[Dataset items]
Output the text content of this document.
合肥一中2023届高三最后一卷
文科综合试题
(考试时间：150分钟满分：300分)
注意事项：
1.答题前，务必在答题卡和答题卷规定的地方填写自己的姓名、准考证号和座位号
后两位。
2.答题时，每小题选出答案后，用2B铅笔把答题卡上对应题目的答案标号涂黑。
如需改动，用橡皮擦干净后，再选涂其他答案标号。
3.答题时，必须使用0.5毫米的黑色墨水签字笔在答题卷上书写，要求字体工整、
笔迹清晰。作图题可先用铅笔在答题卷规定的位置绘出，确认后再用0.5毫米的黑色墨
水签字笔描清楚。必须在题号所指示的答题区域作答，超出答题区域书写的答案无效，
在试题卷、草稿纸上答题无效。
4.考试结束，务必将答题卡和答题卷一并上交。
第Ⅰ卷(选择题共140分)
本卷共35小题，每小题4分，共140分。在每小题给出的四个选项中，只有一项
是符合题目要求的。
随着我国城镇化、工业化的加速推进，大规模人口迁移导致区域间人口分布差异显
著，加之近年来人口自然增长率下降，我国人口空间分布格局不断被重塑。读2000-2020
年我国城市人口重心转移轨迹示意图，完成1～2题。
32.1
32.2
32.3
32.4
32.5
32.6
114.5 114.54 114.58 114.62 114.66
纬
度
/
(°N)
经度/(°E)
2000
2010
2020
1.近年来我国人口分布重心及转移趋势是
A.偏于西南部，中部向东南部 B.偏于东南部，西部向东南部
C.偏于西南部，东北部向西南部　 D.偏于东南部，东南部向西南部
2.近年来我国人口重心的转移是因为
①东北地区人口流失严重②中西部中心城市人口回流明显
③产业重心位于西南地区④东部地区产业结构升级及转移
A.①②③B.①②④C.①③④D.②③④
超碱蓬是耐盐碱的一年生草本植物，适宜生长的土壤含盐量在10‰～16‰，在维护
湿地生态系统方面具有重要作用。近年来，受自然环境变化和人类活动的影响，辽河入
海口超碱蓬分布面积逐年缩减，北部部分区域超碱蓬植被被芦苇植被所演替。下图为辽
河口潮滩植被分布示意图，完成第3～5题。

= Given request =
Repeat the records exactly, including every line.

= Solution to the problem =
Output the text content of this document.
合肥一中2023届高三最后一卷
文科综合试题
(考试时间：150分钟满分：300分)
注意事项：
1.答题前，务必在答题卡和答题卷规定的地方填写自己的姓名、准考证号和座位号
后两位。
2.答题时，每小题选出答案后，用2B铅笔把答题卡上对应题目的答案标号涂黑。
如需改动，用橡皮擦干净后，再选涂其他答案标号。
3.答题时，必须使用0.5毫米的黑色墨水签字笔在答题卷上书写，要求字体工整、
笔迹清晰。作图题可先用铅笔在答题卷规定的位置绘出，确认后再用0.5毫米的黑色墨
水签字笔描清楚。必须在题号所指示的答题区域作答，超出答题区域书写的答案无效，
在试题卷、草稿纸上答题无效。
4.考试结束，务必将答题卡和答题卷一并上交。
第Ⅰ卷(选择题共140分)
本卷共35小题，每小题4分，共140分。在每小题给出的四个选项中，只有一项
是符合题目要求的。
随着我国城镇化、工业化的加速推进，大规模人口迁移导致区域间人口分布差异显
著，加之近年来人口自然增长率下降，我国人口空间分布格局不断被重塑。读2000-2020
年我国城市人口重心转移轨迹示意图，完成1～2题。
32.1
32.2
32.3
32.4
32.5
32.6
114.5 114.54 114.58 114.62 114.66
纬
度
/
(°N)
经度/(°E)
2000
2010
2020
1.近年来我国人口分布重心及转移趋势是
A.偏于西南部，中部向东南部 B.偏于东南部，西部向东南部
C.偏于西南部，东北部向西南部　 D.偏于东南部，东南部向西南部
2.近年来我国人口重心的转移是因为
①东北地区人口流失严重②中西部中心城市人口回流明显
③产业重心位于西南地区④东部地区产业结构升级及转移
A.①②③B.①②④C.①③④D.②③④
超碱蓬是耐盐碱的一年生草本植物，适宜生长的土壤含盐量在10‰～16‰，在维护
湿地生态系统方面具有重要作用。近年来，受自然环境变化和人类活动的影响，辽河入
海口超碱蓬分布面积逐年缩减，北部部分区域超碱蓬植被被芦苇植被所演替。下图为辽
河口潮滩植被分布示意图，完成第3～5题。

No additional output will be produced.